Reproduce the material exactly, omitting nothing.
----------------
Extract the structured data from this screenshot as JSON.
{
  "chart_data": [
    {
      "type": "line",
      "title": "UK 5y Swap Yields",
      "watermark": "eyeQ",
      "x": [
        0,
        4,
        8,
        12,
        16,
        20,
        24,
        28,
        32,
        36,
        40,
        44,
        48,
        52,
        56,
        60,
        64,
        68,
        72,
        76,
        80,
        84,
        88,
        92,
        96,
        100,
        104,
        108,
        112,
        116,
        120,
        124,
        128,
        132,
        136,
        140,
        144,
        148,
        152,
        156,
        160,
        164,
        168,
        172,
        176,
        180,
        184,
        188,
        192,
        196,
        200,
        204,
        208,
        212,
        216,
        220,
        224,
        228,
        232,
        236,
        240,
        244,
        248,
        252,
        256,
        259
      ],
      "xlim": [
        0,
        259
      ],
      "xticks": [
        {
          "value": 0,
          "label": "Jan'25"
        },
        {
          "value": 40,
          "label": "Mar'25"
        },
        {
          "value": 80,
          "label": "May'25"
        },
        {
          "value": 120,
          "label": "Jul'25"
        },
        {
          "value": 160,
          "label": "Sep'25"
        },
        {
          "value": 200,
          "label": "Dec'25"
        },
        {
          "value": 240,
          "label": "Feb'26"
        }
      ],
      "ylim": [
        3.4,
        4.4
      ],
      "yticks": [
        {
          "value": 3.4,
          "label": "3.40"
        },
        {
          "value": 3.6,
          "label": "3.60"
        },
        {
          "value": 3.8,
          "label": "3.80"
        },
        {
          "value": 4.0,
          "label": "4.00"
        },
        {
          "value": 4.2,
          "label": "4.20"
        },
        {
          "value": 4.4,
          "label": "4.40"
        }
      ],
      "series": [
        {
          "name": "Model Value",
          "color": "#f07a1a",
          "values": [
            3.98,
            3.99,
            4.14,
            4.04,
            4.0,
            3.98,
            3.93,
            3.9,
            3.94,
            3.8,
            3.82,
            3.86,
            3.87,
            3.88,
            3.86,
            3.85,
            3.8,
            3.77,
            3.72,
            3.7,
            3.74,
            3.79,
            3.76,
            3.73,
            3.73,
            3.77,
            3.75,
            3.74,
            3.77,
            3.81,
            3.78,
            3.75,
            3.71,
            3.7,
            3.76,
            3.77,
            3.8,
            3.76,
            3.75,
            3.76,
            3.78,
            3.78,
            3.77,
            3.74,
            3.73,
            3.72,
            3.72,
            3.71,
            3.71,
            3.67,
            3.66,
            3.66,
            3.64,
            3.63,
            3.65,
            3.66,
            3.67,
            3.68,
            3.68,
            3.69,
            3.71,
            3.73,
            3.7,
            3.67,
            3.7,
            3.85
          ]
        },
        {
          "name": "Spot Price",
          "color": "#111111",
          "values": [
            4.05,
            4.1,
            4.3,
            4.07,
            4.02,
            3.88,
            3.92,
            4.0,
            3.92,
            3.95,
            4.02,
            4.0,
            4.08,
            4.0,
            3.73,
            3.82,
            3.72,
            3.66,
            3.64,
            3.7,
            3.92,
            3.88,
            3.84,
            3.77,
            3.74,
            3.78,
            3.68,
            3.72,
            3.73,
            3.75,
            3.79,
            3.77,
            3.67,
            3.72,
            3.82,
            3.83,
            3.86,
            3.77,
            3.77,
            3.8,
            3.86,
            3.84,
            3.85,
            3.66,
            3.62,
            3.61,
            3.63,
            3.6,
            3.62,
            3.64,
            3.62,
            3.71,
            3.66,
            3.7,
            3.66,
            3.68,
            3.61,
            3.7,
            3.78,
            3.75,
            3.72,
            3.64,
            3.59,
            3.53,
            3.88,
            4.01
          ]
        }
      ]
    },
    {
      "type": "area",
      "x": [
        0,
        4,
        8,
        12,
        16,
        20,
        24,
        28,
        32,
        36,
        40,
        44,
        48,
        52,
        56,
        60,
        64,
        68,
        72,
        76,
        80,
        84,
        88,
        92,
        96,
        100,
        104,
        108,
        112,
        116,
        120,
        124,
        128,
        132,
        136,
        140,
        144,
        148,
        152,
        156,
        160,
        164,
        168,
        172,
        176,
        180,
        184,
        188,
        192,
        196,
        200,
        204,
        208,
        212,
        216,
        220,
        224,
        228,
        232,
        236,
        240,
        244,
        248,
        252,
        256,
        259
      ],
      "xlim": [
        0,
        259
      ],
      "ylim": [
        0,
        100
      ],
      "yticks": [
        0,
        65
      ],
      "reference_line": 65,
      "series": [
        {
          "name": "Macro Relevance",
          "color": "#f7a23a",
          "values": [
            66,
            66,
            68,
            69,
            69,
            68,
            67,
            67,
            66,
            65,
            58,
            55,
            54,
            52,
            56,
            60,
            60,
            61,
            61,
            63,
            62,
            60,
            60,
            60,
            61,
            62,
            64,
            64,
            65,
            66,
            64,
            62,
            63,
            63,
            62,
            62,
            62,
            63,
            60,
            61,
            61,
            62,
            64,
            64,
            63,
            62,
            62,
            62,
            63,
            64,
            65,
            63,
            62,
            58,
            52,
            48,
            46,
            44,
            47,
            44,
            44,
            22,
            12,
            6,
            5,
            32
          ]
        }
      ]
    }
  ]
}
----------------
Output for this task →
Extract the structured data from this screenshot as JSON.
{
  "chart_data": [
    {
      "type": "line",
      "title": "UK 5y Swap Yields",
      "watermark": "eyeQ",
      "x": [
        0,
        4,
        8,
        12,
        16,
        20,
        24,
        28,
        32,
        36,
        40,
        44,
        48,
        52,
        56,
        60,
        64,
        68,
        72,
        76,
        80,
        84,
        88,
        92,
        96,
        100,
        104,
        108,
        112,
        116,
        120,
        124,
        128,
        132,
        136,
        140,
        144,
        148,
        152,
        156,
        160,
        164,
        168,
        172,
        176,
        180,
        184,
        188,
        192,
        196,
        200,
        204,
        208,
        212,
        216,
        220,
        224,
        228,
        232,
        236,
        240,
        244,
        248,
        252,
        256,
        259
      ],
      "xlim": [
        0,
        259
      ],
      "xticks": [
        {
          "value": 0,
          "label": "Jan'25"
        },
        {
          "value": 40,
          "label": "Mar'25"
        },
        {
          "value": 80,
          "label": "May'25"
        },
        {
          "value": 120,
          "label": "Jul'25"
        },
        {
          "value": 160,
          "label": "Sep'25"
        },
        {
          "value": 200,
          "label": "Dec'25"
        },
        {
          "value": 240,
          "label": "Feb'26"
        }
      ],
      "ylim": [
        3.4,
        4.4
      ],
      "yticks": [
        {
          "value": 3.4,
          "label": "3.40"
        },
        {
          "value": 3.6,
          "label": "3.60"
        },
        {
          "value": 3.8,
          "label": "3.80"
        },
        {
          "value": 4.0,
          "label": "4.00"
        },
        {
          "value": 4.2,
          "label": "4.20"
        },
        {
          "value": 4.4,
          "label": "4.40"
        }
      ],
      "series": [
        {
          "name": "Model Value",
          "color": "#f07a1a",
          "values": [
            3.98,
            3.99,
            4.14,
            4.04,
            4.0,
            3.98,
            3.93,
            3.9,
            3.94,
            3.8,
            3.82,
            3.86,
            3.87,
            3.88,
            3.86,
            3.85,
            3.8,
            3.77,
            3.72,
            3.7,
            3.74,
            3.79,
            3.76,
            3.73,
            3.73,
            3.77,
            3.75,
            3.74,
            3.77,
            3.81,
            3.78,
            3.75,
            3.71,
            3.7,
            3.76,
            3.77,
            3.8,
            3.76,
            3.75,
            3.76,
            3.78,
            3.78,
            3.77,
            3.74,
            3.73,
            3.72,
            3.72,
            3.71,
            3.71,
            3.67,
            3.66,
            3.66,
            3.64,
            3.63,
            3.65,
            3.66,
            3.67,
            3.68,
            3.68,
            3.69,
            3.71,
            3.73,
            3.7,
            3.67,
            3.7,
            3.85
          ]
        },
        {
          "name": "Spot Price",
          "color": "#111111",
          "values": [
            4.05,
            4.1,
            4.3,
            4.07,
            4.02,
            3.88,
            3.92,
            4.0,
            3.92,
            3.95,
            4.02,
            4.0,
            4.08,
            4.0,
            3.73,
            3.82,
            3.72,
            3.66,
            3.64,
            3.7,
            3.92,
            3.88,
            3.84,
            3.77,
            3.74,
            3.78,
            3.68,
            3.72,
            3.73,
            3.75,
            3.79,
            3.77,
            3.67,
            3.72,
            3.82,
            3.83,
            3.86,
            3.77,
            3.77,
            3.8,
            3.86,
            3.84,
            3.85,
            3.66,
            3.62,
            3.61,
            3.63,
            3.6,
            3.62,
            3.64,
            3.62,
            3.71,
            3.66,
            3.7,
            3.66,
            3.68,
            3.61,
            3.7,
            3.78,
            3.75,
            3.72,
            3.64,
            3.59,
            3.53,
            3.88,
            4.01
          ]
        }
      ]
    },
    {
      "type": "area",
      "x": [
        0,
        4,
        8,
        12,
        16,
        20,
        24,
        28,
        32,
        36,
        40,
        44,
        48,
        52,
        56,
        60,
        64,
        68,
        72,
        76,
        80,
        84,
        88,
        92,
        96,
        100,
        104,
        108,
        112,
        116,
        120,
        124,
        128,
        132,
        136,
        140,
        144,
        148,
        152,
        156,
        160,
        164,
        168,
        172,
        176,
        180,
        184,
        188,
        192,
        196,
        200,
        204,
        208,
        212,
        216,
        220,
        224,
        228,
        232,
        236,
        240,
        244,
        248,
        252,
        256,
        259
      ],
      "xlim": [
        0,
        259
      ],
      "ylim": [
        0,
        100
      ],
      "yticks": [
        0,
        65
      ],
      "reference_line": 65,
      "series": [
        {
          "name": "Macro Relevance",
          "color": "#f7a23a",
          "values": [
            66,
            66,
            68,
            69,
            69,
            68,
            67,
            67,
            66,
            65,
            58,
            55,
            54,
            52,
            56,
            60,
            60,
            61,
            61,
            63,
            62,
            60,
            60,
            60,
            61,
            62,
            64,
            64,
            65,
            66,
            64,
            62,
            63,
            63,
            62,
            62,
            62,
            63,
            60,
            61,
            61,
            62,
            64,
            64,
            63,
            62,
            62,
            62,
            63,
            64,
            65,
            63,
            62,
            58,
            52,
            48,
            46,
            44,
            47,
            44,
            44,
            22,
            12,
            6,
            5,
            32
          ]
        }
      ]
    }
  ]
}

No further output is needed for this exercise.